**YOUR TASK**
Your task is to copy every line of the entries that contains "true".

**EXTRACTED ENTRIES**
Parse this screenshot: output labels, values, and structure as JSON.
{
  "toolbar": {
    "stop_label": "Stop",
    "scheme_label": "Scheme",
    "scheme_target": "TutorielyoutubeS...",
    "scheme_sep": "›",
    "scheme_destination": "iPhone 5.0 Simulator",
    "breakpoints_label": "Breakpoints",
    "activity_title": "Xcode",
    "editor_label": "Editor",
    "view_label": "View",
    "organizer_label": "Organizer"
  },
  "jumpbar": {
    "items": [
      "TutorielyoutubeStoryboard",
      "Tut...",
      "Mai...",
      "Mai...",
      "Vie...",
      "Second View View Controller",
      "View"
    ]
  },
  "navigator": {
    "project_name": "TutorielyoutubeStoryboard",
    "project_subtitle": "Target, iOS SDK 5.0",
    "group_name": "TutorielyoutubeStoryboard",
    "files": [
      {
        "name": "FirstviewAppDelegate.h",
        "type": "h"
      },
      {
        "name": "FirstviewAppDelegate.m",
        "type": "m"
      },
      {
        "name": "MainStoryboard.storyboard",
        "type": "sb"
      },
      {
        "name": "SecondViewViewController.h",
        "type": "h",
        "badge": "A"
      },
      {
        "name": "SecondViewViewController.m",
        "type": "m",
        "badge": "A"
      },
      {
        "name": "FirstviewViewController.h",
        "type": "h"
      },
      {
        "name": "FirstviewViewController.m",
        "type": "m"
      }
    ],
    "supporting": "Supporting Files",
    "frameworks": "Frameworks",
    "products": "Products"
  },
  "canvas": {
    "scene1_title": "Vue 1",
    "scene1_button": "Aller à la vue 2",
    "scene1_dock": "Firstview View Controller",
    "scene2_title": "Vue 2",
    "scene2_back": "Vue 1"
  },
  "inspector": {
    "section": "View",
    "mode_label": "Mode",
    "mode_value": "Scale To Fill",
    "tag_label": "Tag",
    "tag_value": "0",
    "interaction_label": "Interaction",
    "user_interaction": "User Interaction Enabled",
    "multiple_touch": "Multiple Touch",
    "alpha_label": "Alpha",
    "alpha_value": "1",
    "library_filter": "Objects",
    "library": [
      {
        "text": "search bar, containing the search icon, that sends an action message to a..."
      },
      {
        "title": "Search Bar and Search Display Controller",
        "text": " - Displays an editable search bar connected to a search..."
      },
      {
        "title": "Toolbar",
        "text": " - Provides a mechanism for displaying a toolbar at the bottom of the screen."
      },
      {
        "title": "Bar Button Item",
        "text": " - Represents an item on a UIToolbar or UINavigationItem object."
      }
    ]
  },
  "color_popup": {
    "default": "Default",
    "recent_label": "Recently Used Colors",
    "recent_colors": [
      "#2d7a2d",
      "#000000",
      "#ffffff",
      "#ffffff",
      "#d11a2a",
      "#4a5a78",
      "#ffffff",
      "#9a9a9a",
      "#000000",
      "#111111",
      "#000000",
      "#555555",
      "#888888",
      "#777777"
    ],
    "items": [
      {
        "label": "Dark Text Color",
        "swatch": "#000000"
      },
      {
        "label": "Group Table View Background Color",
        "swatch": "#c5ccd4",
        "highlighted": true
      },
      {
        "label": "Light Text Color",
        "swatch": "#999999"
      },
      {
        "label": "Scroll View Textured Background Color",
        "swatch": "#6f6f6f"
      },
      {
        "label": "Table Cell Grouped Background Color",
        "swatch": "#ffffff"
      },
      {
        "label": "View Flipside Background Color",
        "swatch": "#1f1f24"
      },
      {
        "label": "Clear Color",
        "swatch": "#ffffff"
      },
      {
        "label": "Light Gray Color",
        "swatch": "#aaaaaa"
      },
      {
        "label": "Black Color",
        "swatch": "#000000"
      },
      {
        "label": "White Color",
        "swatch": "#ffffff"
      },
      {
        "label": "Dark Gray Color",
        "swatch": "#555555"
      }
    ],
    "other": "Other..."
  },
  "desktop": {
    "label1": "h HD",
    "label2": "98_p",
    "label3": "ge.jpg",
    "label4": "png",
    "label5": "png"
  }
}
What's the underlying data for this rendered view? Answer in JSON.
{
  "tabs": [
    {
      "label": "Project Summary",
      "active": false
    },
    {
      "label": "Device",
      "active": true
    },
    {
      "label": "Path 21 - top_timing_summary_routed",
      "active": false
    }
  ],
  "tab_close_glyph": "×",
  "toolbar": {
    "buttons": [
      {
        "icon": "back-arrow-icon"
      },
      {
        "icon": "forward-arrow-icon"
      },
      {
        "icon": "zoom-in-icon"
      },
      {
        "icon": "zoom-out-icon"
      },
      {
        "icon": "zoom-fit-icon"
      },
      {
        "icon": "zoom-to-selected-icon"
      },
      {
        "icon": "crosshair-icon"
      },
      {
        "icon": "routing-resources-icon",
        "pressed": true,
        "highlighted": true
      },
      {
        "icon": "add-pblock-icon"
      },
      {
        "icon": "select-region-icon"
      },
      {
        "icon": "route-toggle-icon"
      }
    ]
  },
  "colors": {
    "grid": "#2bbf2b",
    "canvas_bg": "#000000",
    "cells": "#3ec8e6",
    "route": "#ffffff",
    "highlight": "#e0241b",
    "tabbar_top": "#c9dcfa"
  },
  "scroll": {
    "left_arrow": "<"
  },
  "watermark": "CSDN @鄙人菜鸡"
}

**EXERCISE RESPONSE**
        "highlighted": true
      "active": true
        "pressed": true,
        "highlighted": true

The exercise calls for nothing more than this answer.